▸ **The exercise**
Write out each line exactly as given. Leave the pictures out of your copy.

[Stored records]
** Start **

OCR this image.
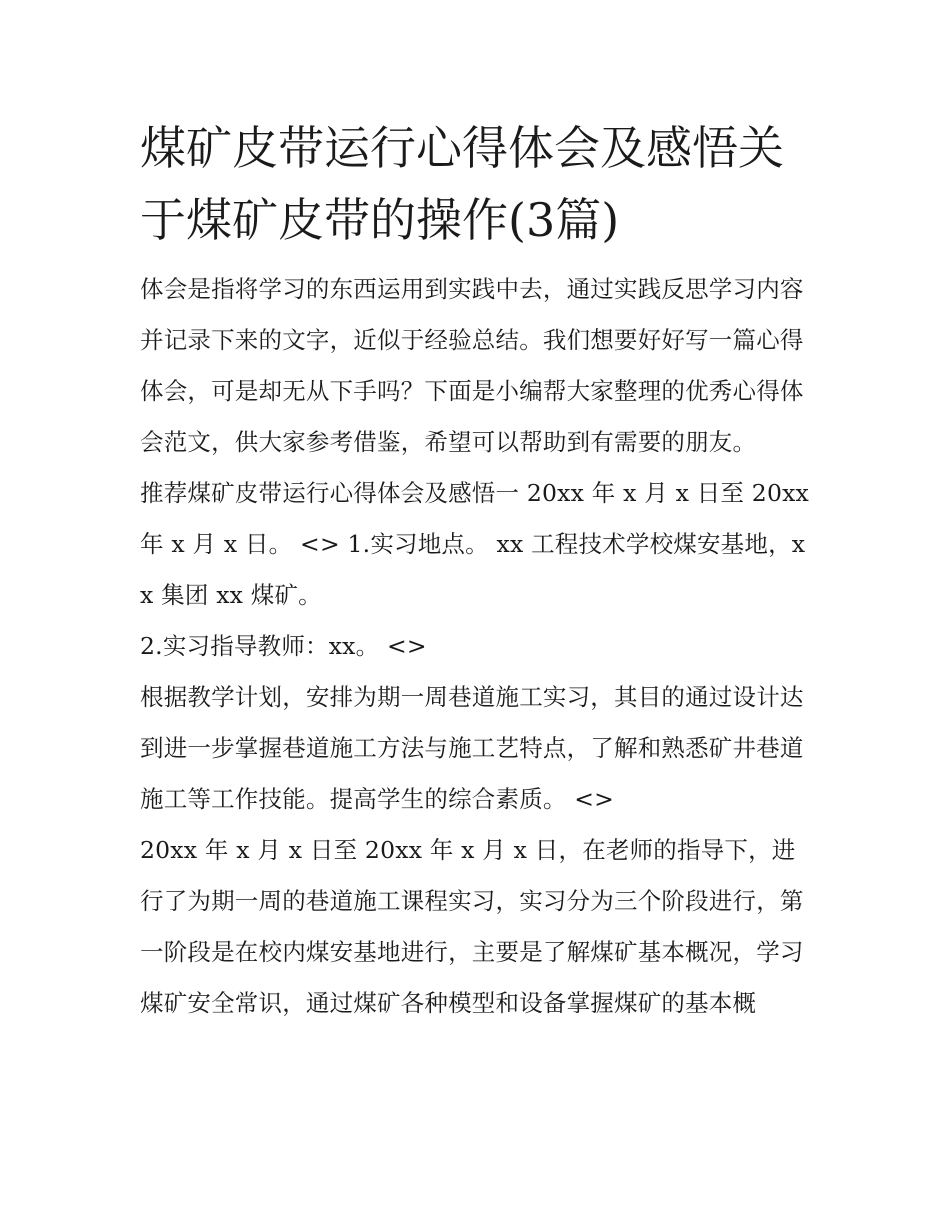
煤矿皮带运行心得体会及感悟关于煤矿皮带的操作(3篇)

体会是指将学习的东西运用到实践中去，通过实践反思学习内容并记录下来的文字，近似于经验总结。我们想要好好写一篇心得体会，可是却无从下手吗？下面是小编帮大家整理的优秀心得体会范文，供大家参考借鉴，希望可以帮助到有需要的朋友。

推荐煤矿皮带运行心得体会及感悟一 20xx 年 x 月 x 日至 20xx 年 x 月 x 日。 <> 1.实习地点。 xx 工程技术学校煤安基地，xx 集团 xx 煤矿。

2.实习指导教师：xx。 <>

根据教学计划，安排为期一周巷道施工实习，其目的通过设计达到进一步掌握巷道施工方法与施工艺特点，了解和熟悉矿井巷道施工等工作技能。提高学生的综合素质。 <>

20xx 年 x 月 x 日至 20xx 年 x 月 x 日，在老师的指导下，进行了为期一周的巷道施工课程实习，实习分为三个阶段进行，第一阶段是在校内煤安基地进行，主要是了解煤矿基本概况，学习煤矿安全常识，通过煤矿各种模型和设备掌握煤矿的基本概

** End **

▸ **Output of the task**
OCR this image.
煤矿皮带运行心得体会及感悟关于煤矿皮带的操作(3篇)

体会是指将学习的东西运用到实践中去，通过实践反思学习内容并记录下来的文字，近似于经验总结。我们想要好好写一篇心得体会，可是却无从下手吗？下面是小编帮大家整理的优秀心得体会范文，供大家参考借鉴，希望可以帮助到有需要的朋友。

推荐煤矿皮带运行心得体会及感悟一 20xx 年 x 月 x 日至 20xx 年 x 月 x 日。 <> 1.实习地点。 xx 工程技术学校煤安基地，xx 集团 xx 煤矿。

2.实习指导教师：xx。 <>

根据教学计划，安排为期一周巷道施工实习，其目的通过设计达到进一步掌握巷道施工方法与施工艺特点，了解和熟悉矿井巷道施工等工作技能。提高学生的综合素质。 <>

20xx 年 x 月 x 日至 20xx 年 x 月 x 日，在老师的指导下，进行了为期一周的巷道施工课程实习，实习分为三个阶段进行，第一阶段是在校内煤安基地进行，主要是了解煤矿基本概况，学习煤矿安全常识，通过煤矿各种模型和设备掌握煤矿的基本概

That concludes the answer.